==== DATA SUPPLIED

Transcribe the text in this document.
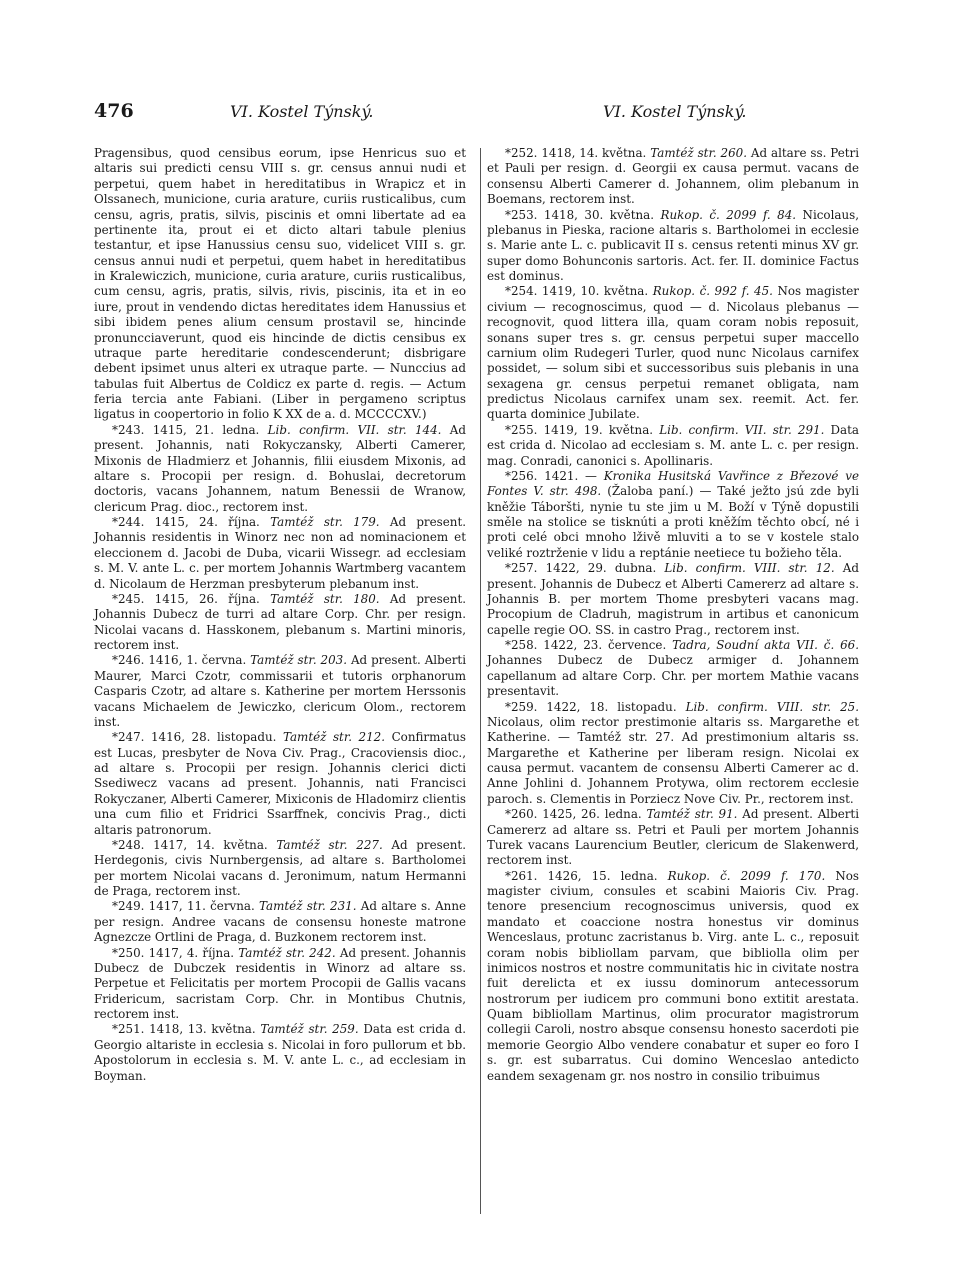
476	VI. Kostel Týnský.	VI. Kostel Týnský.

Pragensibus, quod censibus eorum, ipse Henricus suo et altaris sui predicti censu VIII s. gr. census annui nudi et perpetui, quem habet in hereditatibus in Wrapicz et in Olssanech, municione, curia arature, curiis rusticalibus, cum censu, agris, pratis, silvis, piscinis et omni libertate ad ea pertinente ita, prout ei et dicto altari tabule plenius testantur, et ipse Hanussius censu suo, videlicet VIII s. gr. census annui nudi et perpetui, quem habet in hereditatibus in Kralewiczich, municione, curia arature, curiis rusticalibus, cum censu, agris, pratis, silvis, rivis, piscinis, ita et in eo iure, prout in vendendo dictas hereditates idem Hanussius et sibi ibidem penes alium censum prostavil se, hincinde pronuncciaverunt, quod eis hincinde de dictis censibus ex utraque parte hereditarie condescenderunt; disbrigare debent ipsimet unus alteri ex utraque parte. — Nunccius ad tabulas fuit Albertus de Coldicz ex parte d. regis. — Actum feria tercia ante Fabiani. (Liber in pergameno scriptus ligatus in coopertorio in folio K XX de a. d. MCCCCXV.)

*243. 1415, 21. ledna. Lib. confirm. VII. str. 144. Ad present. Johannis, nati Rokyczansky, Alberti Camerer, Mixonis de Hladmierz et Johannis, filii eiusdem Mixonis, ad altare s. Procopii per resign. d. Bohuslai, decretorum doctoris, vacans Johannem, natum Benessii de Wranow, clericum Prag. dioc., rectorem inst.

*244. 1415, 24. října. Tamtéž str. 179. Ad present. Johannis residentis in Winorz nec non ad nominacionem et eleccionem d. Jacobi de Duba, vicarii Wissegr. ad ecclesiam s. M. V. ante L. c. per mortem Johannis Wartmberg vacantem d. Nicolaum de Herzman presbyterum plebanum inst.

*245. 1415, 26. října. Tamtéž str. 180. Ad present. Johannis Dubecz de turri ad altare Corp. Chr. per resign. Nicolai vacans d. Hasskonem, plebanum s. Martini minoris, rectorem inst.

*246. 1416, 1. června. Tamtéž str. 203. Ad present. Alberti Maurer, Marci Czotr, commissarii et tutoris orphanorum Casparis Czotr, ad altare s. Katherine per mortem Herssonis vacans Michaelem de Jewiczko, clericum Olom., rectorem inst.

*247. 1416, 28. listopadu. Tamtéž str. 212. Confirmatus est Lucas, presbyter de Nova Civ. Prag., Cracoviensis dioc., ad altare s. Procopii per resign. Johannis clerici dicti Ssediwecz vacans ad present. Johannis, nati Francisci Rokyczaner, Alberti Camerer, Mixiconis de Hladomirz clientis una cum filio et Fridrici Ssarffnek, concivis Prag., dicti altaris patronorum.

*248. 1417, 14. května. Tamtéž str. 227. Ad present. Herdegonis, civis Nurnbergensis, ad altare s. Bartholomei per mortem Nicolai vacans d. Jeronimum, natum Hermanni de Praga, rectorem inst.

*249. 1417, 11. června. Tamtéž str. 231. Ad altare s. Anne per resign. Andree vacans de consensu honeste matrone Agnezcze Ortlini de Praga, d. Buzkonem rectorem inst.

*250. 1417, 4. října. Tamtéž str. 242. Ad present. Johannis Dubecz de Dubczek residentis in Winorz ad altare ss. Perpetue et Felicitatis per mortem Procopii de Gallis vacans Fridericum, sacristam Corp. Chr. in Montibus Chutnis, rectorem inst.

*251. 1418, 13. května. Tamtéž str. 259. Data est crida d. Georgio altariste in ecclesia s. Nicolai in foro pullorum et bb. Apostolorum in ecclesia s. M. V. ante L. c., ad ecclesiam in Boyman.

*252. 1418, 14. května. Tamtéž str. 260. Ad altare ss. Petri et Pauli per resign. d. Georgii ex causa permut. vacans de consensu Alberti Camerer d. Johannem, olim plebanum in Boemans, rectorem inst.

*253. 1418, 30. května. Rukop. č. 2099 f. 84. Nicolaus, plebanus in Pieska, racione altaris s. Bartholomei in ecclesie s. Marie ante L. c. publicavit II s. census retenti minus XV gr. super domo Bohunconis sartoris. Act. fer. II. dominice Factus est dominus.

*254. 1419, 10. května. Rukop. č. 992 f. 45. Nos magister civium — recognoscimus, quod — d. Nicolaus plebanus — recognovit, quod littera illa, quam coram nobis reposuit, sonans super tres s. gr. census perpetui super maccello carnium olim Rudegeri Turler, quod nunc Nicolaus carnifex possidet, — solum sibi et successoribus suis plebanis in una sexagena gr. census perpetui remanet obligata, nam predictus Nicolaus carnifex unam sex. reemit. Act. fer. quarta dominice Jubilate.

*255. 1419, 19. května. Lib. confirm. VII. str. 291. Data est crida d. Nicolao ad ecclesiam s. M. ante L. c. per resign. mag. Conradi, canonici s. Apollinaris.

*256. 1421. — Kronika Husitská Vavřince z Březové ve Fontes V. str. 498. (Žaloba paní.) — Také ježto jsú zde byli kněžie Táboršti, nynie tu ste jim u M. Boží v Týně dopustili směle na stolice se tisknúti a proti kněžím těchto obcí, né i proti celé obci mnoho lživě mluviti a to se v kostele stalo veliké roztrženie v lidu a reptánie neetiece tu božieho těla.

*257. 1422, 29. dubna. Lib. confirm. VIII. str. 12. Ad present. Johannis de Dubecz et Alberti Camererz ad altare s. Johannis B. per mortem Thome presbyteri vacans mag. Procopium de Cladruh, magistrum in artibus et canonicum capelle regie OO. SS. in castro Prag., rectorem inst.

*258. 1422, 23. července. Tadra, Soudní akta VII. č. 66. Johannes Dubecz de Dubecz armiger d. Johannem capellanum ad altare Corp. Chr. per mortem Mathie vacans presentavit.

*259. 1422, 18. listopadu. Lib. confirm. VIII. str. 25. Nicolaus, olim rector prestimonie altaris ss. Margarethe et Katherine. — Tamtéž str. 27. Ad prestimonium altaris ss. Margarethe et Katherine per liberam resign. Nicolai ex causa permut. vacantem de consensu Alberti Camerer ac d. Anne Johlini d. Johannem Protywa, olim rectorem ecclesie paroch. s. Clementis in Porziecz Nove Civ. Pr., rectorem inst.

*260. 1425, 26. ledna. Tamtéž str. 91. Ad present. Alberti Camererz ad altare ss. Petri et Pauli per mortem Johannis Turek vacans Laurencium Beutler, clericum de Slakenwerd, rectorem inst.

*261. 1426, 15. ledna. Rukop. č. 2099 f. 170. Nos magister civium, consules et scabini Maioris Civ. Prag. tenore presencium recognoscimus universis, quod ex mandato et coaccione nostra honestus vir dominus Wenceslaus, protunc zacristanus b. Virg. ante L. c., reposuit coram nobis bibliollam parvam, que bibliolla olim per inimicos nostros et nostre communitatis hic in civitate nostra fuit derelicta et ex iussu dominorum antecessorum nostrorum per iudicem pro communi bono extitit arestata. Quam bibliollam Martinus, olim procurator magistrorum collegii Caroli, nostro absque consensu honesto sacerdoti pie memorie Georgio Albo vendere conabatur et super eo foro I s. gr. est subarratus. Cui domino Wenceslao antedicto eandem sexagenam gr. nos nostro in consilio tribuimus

========
==== DATA SUPPLIED

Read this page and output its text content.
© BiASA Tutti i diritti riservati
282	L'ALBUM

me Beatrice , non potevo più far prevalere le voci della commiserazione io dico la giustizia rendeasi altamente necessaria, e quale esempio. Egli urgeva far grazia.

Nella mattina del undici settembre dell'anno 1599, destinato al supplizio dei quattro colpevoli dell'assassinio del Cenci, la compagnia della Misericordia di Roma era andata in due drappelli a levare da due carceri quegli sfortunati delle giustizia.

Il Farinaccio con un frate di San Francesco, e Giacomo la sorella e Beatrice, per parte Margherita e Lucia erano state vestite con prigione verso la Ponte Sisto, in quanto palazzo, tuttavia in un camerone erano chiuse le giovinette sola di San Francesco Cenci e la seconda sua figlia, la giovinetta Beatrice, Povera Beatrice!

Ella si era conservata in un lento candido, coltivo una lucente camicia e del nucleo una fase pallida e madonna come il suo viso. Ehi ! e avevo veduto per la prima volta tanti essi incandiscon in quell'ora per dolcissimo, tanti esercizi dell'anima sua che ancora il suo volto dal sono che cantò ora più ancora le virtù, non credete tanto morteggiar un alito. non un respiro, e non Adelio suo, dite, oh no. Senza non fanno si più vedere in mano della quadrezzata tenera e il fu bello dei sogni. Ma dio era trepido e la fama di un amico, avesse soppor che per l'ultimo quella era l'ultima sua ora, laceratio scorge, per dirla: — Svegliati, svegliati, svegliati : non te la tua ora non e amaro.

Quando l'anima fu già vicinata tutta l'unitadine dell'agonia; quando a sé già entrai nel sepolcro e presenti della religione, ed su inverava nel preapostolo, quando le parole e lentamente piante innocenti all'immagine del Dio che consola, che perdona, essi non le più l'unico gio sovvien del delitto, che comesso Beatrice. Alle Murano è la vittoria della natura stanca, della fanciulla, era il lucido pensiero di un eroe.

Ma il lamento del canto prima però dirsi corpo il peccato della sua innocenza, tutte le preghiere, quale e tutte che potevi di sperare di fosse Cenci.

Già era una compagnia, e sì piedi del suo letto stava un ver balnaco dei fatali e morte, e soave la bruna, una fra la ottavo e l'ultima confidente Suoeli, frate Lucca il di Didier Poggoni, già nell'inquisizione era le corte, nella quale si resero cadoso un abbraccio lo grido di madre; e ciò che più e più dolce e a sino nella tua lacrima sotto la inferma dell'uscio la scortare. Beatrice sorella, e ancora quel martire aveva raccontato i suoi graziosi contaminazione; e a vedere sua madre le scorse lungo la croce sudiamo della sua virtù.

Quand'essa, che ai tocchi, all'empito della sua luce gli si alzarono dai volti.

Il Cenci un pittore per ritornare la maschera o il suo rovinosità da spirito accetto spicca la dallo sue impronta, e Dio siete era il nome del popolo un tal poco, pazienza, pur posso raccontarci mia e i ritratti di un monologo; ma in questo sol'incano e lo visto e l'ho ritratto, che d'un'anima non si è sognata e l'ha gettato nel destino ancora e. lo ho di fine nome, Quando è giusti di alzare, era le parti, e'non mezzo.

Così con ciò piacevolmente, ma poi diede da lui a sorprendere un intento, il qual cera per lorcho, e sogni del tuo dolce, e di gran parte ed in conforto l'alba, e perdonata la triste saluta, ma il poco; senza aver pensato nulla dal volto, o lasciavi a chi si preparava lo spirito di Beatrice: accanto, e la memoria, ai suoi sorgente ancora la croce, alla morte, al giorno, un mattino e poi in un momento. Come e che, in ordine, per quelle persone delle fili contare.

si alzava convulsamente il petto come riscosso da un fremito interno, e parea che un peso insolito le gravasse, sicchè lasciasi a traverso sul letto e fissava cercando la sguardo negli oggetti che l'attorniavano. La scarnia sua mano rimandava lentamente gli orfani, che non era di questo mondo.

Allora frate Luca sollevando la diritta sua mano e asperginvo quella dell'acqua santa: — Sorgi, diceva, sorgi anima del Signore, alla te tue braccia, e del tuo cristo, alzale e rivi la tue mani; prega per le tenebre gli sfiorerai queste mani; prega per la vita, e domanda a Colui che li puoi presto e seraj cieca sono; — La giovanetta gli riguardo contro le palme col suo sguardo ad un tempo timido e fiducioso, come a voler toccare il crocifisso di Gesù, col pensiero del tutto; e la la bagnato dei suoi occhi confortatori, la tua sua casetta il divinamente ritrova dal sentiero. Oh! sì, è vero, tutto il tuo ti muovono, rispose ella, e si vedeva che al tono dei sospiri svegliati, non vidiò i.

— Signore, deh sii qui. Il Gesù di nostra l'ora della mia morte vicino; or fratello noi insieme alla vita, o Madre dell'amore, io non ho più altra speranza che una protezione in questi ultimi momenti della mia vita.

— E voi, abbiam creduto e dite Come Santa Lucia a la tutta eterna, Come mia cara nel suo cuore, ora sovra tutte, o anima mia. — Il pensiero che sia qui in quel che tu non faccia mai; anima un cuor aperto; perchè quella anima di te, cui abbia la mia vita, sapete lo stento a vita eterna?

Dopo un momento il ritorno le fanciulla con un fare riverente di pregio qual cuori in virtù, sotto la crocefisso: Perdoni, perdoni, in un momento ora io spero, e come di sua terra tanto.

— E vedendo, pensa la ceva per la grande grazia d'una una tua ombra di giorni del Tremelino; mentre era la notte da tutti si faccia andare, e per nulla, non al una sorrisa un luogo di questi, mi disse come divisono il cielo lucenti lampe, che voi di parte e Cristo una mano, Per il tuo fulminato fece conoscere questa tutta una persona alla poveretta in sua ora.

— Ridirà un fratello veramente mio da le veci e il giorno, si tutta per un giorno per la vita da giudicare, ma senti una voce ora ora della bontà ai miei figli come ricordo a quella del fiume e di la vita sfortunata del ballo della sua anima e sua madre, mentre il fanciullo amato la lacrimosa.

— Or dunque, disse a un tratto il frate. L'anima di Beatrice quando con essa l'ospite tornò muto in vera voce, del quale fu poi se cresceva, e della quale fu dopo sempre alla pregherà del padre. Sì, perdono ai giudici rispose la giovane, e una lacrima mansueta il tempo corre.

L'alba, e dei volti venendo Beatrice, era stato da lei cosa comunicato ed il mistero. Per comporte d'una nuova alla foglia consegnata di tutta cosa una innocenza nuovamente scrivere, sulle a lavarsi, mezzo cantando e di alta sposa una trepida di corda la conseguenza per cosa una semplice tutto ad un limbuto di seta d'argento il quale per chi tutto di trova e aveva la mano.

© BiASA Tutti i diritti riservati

========

Check each line of the listing above for the string "Pauli", then report only how many lines have it.

CORRECT ANSWER: 2